◆ **What to do**:
Output the data that follows exactly, line for line.

(Dataset entries)
- - - - - - -
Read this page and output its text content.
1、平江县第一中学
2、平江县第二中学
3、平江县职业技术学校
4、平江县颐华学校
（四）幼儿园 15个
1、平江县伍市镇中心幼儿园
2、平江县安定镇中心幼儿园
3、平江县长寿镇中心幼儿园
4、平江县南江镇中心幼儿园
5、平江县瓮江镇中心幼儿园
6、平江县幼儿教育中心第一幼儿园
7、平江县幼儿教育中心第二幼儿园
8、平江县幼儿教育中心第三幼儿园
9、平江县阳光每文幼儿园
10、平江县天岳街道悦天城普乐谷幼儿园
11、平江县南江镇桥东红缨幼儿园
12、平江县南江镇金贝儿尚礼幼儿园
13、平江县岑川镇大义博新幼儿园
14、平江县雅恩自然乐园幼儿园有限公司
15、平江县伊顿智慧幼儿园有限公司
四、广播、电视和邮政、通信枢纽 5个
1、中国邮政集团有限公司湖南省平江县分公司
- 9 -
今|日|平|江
- - - - - - -
◆ **Answer for the task**:
Read this page and output its text content.
1、平江县第一中学
2、平江县第二中学
3、平江县职业技术学校
4、平江县颐华学校
（四）幼儿园 15个
1、平江县伍市镇中心幼儿园
2、平江县安定镇中心幼儿园
3、平江县长寿镇中心幼儿园
4、平江县南江镇中心幼儿园
5、平江县瓮江镇中心幼儿园
6、平江县幼儿教育中心第一幼儿园
7、平江县幼儿教育中心第二幼儿园
8、平江县幼儿教育中心第三幼儿园
9、平江县阳光每文幼儿园
10、平江县天岳街道悦天城普乐谷幼儿园
11、平江县南江镇桥东红缨幼儿园
12、平江县南江镇金贝儿尚礼幼儿园
13、平江县岑川镇大义博新幼儿园
14、平江县雅恩自然乐园幼儿园有限公司
15、平江县伊顿智慧幼儿园有限公司
四、广播、电视和邮政、通信枢纽 5个
1、中国邮政集团有限公司湖南省平江县分公司
- 9 -
今|日|平|江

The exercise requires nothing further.